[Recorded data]

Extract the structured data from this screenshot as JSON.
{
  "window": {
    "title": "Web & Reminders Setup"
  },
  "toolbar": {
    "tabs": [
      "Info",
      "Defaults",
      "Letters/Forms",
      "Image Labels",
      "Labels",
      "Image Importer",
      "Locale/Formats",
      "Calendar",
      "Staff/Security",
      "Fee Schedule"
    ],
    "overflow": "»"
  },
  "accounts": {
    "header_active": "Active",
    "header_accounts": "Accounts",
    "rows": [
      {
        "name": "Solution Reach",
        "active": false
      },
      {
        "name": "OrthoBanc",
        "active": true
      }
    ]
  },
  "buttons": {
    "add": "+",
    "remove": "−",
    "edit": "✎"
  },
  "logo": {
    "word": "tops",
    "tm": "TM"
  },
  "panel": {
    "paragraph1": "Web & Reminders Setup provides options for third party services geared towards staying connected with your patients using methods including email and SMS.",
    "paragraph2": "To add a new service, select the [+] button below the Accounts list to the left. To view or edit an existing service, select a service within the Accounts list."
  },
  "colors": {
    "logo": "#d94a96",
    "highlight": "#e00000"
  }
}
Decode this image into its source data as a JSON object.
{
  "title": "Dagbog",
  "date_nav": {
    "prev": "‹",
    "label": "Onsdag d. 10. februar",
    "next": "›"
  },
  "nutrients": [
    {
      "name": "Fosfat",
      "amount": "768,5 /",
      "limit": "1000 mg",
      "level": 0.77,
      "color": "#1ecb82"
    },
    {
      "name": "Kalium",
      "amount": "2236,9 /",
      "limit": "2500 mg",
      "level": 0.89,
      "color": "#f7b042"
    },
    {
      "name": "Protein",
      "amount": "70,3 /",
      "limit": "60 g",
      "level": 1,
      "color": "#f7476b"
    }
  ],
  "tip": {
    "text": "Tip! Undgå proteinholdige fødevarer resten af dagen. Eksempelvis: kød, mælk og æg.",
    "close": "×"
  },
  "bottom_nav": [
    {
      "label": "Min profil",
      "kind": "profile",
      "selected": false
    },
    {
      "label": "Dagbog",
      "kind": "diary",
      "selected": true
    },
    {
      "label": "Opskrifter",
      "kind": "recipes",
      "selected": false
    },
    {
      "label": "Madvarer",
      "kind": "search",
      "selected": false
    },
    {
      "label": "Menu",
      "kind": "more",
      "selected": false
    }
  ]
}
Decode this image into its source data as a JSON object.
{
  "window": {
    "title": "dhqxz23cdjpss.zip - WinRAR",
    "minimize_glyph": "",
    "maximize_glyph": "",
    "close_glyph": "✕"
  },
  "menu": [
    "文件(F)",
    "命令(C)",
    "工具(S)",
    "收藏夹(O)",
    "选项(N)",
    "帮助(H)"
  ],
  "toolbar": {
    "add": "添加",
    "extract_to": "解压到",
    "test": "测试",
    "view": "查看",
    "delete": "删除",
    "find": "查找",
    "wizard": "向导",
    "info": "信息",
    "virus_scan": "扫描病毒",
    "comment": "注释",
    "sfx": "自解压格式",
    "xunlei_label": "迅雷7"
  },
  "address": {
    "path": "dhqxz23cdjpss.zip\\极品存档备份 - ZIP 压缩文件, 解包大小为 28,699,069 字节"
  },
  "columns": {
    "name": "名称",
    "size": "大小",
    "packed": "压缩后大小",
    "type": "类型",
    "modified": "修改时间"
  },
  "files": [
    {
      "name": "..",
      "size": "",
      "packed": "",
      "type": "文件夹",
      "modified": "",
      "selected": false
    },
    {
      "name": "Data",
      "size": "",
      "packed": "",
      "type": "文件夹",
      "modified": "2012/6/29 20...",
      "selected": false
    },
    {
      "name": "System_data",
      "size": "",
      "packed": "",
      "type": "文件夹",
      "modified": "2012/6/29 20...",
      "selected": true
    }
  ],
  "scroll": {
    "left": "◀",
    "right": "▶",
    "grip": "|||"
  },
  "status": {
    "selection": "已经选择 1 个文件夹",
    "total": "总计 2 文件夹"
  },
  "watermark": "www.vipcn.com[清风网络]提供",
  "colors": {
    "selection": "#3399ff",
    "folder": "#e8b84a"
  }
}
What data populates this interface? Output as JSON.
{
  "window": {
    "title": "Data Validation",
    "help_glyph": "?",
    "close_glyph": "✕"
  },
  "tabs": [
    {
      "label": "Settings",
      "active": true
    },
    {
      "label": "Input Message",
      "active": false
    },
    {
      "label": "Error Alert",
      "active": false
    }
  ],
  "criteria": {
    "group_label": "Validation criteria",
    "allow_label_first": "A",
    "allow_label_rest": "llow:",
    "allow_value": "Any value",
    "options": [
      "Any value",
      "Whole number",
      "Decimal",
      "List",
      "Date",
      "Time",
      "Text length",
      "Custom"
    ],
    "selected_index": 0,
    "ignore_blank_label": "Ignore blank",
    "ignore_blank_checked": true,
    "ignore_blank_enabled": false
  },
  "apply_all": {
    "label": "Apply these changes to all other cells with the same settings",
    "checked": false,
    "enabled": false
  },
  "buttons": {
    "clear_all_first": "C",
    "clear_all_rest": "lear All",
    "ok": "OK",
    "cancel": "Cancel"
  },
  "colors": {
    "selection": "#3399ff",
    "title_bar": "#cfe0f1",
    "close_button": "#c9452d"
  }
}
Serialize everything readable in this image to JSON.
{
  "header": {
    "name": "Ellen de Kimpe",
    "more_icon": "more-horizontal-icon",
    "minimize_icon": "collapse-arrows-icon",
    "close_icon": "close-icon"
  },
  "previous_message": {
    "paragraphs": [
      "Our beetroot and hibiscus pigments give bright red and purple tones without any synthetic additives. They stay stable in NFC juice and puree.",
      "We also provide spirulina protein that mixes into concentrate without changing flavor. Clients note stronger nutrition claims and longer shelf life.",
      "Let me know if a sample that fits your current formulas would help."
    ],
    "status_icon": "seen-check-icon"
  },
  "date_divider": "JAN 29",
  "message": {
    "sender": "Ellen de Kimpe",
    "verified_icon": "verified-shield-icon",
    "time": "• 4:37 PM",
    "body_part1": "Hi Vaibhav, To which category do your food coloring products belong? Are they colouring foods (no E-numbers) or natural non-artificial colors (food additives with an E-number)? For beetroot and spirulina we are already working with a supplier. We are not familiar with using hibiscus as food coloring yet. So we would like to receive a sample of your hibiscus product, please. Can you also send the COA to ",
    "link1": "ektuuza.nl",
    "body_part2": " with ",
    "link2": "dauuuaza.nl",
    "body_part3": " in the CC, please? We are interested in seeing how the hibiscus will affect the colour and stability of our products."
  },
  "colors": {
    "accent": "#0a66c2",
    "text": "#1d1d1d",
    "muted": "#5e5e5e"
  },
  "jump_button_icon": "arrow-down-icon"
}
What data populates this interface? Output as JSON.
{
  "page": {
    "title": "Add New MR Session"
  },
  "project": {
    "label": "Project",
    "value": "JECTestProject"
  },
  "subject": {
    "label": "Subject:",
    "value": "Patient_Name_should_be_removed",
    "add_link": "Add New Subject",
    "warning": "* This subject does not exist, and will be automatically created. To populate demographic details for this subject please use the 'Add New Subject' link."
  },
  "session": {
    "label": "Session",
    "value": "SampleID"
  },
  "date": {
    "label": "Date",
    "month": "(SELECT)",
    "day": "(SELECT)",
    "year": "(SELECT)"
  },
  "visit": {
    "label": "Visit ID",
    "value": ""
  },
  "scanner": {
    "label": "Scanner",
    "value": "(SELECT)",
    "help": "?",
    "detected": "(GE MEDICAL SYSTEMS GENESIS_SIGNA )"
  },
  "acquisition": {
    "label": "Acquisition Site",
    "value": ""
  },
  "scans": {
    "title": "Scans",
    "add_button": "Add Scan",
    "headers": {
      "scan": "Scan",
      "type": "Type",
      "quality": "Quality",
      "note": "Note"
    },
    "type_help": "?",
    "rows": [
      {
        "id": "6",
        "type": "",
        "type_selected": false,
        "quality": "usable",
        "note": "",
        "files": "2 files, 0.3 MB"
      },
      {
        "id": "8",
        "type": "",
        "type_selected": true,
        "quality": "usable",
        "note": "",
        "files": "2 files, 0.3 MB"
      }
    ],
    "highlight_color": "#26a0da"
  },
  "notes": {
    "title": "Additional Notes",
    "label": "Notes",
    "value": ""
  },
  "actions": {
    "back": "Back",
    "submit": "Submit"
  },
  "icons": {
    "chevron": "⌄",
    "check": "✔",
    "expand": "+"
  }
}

> **What to produce**
Find every line of the data that holds the string "options", then say how many there are and nothing else.

> **Exercise result**
2